##### Records supplied #####

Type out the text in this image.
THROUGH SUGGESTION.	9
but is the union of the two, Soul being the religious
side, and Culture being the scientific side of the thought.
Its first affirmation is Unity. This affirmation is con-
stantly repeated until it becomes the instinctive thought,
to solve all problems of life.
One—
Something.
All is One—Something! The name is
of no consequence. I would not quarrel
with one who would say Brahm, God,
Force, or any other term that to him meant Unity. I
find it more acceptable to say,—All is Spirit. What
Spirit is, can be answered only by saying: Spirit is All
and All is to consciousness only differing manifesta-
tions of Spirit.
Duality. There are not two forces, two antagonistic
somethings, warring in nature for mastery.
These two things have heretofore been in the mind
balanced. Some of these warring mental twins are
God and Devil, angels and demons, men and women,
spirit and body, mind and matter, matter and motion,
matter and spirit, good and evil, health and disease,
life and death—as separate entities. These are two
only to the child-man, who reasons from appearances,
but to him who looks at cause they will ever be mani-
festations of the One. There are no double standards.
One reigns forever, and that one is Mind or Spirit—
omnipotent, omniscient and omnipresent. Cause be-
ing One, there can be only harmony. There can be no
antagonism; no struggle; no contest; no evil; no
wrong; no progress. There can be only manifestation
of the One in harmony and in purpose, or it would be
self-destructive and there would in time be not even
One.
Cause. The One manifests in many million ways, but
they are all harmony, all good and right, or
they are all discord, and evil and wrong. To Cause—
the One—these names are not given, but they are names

#####

*Task brief*
Extract all of the material exactly as it is written.

*Exercise answer*
Type out the text in this image.
THROUGH SUGGESTION.	9
but is the union of the two, Soul being the religious
side, and Culture being the scientific side of the thought.
Its first affirmation is Unity. This affirmation is con-
stantly repeated until it becomes the instinctive thought,
to solve all problems of life.
One—
Something.
All is One—Something! The name is
of no consequence. I would not quarrel
with one who would say Brahm, God,
Force, or any other term that to him meant Unity. I
find it more acceptable to say,—All is Spirit. What
Spirit is, can be answered only by saying: Spirit is All
and All is to consciousness only differing manifesta-
tions of Spirit.
Duality. There are not two forces, two antagonistic
somethings, warring in nature for mastery.
These two things have heretofore been in the mind
balanced. Some of these warring mental twins are
God and Devil, angels and demons, men and women,
spirit and body, mind and matter, matter and motion,
matter and spirit, good and evil, health and disease,
life and death—as separate entities. These are two
only to the child-man, who reasons from appearances,
but to him who looks at cause they will ever be mani-
festations of the One. There are no double standards.
One reigns forever, and that one is Mind or Spirit—
omnipotent, omniscient and omnipresent. Cause be-
ing One, there can be only harmony. There can be no
antagonism; no struggle; no contest; no evil; no
wrong; no progress. There can be only manifestation
of the One in harmony and in purpose, or it would be
self-destructive and there would in time be not even
One.
Cause. The One manifests in many million ways, but
they are all harmony, all good and right, or
they are all discord, and evil and wrong. To Cause—
the One—these names are not given, but they are names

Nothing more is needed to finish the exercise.